Element and coordinate records:
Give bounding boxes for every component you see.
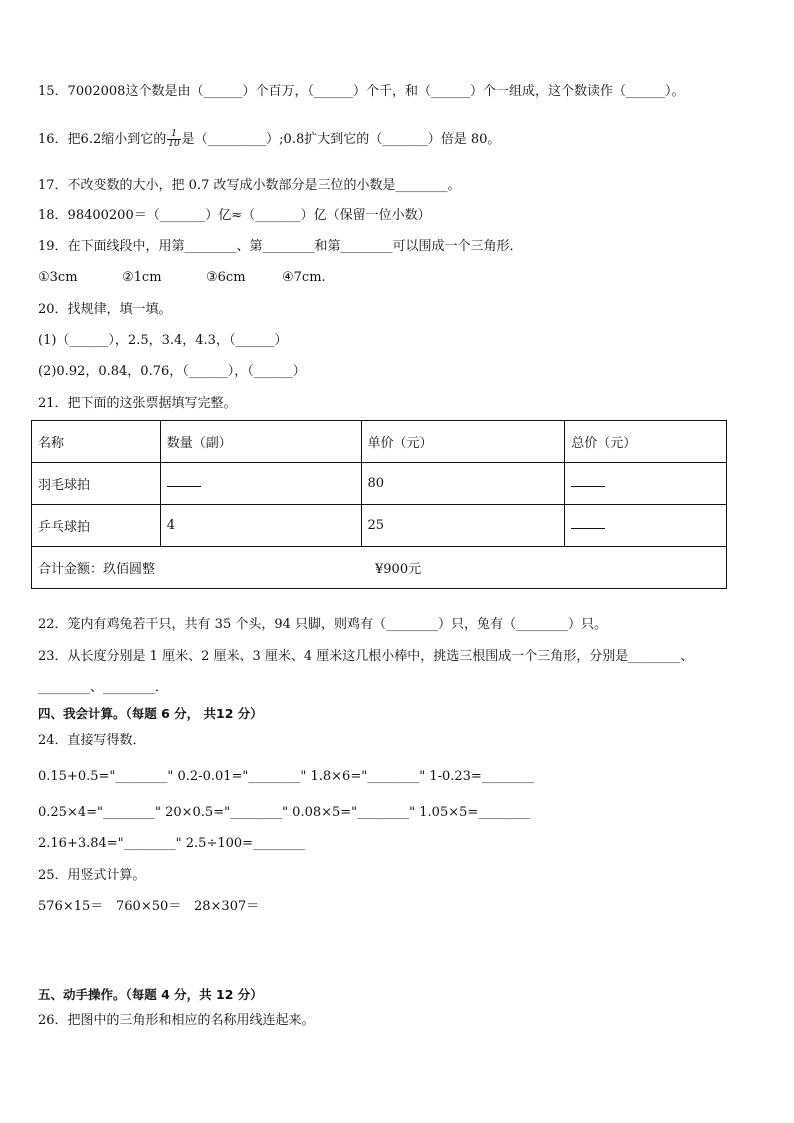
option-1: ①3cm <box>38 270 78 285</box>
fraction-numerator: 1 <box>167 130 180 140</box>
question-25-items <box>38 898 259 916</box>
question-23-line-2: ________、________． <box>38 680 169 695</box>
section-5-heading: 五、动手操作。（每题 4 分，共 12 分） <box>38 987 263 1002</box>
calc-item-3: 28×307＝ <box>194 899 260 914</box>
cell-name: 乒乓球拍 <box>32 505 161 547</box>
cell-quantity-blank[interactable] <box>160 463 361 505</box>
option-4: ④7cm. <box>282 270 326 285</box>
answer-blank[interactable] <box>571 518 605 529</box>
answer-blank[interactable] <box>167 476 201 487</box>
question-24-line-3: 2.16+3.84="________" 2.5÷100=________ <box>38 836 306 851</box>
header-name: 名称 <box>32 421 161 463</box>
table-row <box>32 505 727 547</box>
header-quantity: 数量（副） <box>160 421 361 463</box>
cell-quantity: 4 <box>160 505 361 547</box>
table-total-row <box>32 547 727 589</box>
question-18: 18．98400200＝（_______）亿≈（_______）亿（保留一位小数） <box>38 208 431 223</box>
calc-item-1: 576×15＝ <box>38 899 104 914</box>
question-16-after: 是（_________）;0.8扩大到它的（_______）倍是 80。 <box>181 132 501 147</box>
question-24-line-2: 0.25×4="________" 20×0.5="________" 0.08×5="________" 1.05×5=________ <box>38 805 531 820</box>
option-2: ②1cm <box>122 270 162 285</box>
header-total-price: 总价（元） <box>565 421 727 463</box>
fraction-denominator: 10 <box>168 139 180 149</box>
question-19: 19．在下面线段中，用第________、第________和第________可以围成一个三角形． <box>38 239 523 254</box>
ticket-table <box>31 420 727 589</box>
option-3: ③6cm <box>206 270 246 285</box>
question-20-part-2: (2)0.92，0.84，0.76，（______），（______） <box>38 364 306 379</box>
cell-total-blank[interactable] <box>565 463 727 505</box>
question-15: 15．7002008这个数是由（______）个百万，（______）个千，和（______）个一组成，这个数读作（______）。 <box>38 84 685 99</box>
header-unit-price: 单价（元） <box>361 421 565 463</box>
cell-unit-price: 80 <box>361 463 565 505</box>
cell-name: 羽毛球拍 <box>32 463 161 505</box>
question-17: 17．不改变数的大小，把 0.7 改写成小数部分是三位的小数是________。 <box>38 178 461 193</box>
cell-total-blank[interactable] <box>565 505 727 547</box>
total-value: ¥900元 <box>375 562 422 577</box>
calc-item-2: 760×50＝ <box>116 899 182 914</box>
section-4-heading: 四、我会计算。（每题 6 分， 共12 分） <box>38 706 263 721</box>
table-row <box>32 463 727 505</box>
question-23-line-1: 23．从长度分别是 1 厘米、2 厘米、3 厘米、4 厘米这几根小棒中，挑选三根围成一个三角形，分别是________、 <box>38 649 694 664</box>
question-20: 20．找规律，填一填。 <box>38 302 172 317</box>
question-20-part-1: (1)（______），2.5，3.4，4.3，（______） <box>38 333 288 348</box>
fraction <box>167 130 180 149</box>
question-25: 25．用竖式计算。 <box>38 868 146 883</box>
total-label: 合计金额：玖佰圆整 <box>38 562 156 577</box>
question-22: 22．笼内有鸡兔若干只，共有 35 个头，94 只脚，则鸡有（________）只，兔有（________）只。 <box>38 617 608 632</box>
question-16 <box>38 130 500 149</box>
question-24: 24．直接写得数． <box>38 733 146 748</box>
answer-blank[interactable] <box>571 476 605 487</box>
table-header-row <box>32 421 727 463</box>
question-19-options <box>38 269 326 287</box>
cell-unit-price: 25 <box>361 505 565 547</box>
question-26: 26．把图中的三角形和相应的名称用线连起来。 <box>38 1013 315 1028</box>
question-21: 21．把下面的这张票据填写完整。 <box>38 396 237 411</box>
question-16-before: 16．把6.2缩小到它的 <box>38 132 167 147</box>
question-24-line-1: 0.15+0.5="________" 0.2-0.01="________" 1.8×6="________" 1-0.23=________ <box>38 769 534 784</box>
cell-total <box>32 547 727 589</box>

> [INSTRUCTIONS TO FOLLOW]: Output every line of the records above unchanged, but leave out the picture lines.

> [COMPLETED TASK]:
Give bounding boxes for every component you see.
option-1: ①3cm <box>38 270 78 285</box>
fraction-numerator: 1 <box>167 130 180 140</box>
question-25-items <box>38 898 259 916</box>
question-23-line-2: ________、________． <box>38 680 169 695</box>
section-5-heading: 五、动手操作。（每题 4 分，共 12 分） <box>38 987 263 1002</box>
calc-item-3: 28×307＝ <box>194 899 260 914</box>
cell-name: 乒乓球拍 <box>32 505 161 547</box>
cell-quantity-blank[interactable] <box>160 463 361 505</box>
option-4: ④7cm. <box>282 270 326 285</box>
answer-blank[interactable] <box>571 518 605 529</box>
answer-blank[interactable] <box>167 476 201 487</box>
question-24-line-3: 2.16+3.84="________" 2.5÷100=________ <box>38 836 306 851</box>
header-name: 名称 <box>32 421 161 463</box>
table-row <box>32 505 727 547</box>
header-quantity: 数量（副） <box>160 421 361 463</box>
cell-quantity: 4 <box>160 505 361 547</box>
table-total-row <box>32 547 727 589</box>
question-18: 18．98400200＝（_______）亿≈（_______）亿（保留一位小数） <box>38 208 431 223</box>
calc-item-1: 576×15＝ <box>38 899 104 914</box>
question-16-after: 是（_________）;0.8扩大到它的（_______）倍是 80。 <box>181 132 501 147</box>
question-24-line-2: 0.25×4="________" 20×0.5="________" 0.08×5="________" 1.05×5=________ <box>38 805 531 820</box>
option-2: ②1cm <box>122 270 162 285</box>
header-total-price: 总价（元） <box>565 421 727 463</box>
fraction-denominator: 10 <box>168 139 180 149</box>
question-19: 19．在下面线段中，用第________、第________和第________可以围成一个三角形． <box>38 239 523 254</box>
ticket-table <box>31 420 727 589</box>
option-3: ③6cm <box>206 270 246 285</box>
question-20-part-2: (2)0.92，0.84，0.76，（______），（______） <box>38 364 306 379</box>
cell-total-blank[interactable] <box>565 463 727 505</box>
question-15: 15．7002008这个数是由（______）个百万，（______）个千，和（______）个一组成，这个数读作（______）。 <box>38 84 685 99</box>
header-unit-price: 单价（元） <box>361 421 565 463</box>
cell-unit-price: 80 <box>361 463 565 505</box>
cell-name: 羽毛球拍 <box>32 463 161 505</box>
question-17: 17．不改变数的大小，把 0.7 改写成小数部分是三位的小数是________。 <box>38 178 461 193</box>
cell-total-blank[interactable] <box>565 505 727 547</box>
total-value: ¥900元 <box>375 562 422 577</box>
calc-item-2: 760×50＝ <box>116 899 182 914</box>
section-4-heading: 四、我会计算。（每题 6 分， 共12 分） <box>38 706 263 721</box>
table-row <box>32 463 727 505</box>
question-23-line-1: 23．从长度分别是 1 厘米、2 厘米、3 厘米、4 厘米这几根小棒中，挑选三根围成一个三角形，分别是________、 <box>38 649 694 664</box>
question-20: 20．找规律，填一填。 <box>38 302 172 317</box>
question-20-part-1: (1)（______），2.5，3.4，4.3，（______） <box>38 333 288 348</box>
fraction <box>167 130 180 149</box>
question-25: 25．用竖式计算。 <box>38 868 146 883</box>
total-label: 合计金额：玖佰圆整 <box>38 562 156 577</box>
question-22: 22．笼内有鸡兔若干只，共有 35 个头，94 只脚，则鸡有（________）只，兔有（________）只。 <box>38 617 608 632</box>
question-16 <box>38 130 500 149</box>
question-24: 24．直接写得数． <box>38 733 146 748</box>
answer-blank[interactable] <box>571 476 605 487</box>
table-header-row <box>32 421 727 463</box>
question-19-options <box>38 269 326 287</box>
cell-unit-price: 25 <box>361 505 565 547</box>
question-26: 26．把图中的三角形和相应的名称用线连起来。 <box>38 1013 315 1028</box>
question-21: 21．把下面的这张票据填写完整。 <box>38 396 237 411</box>
question-16-before: 16．把6.2缩小到它的 <box>38 132 167 147</box>
question-24-line-1: 0.15+0.5="________" 0.2-0.01="________" 1.8×6="________" 1-0.23=________ <box>38 769 534 784</box>
cell-total <box>32 547 727 589</box>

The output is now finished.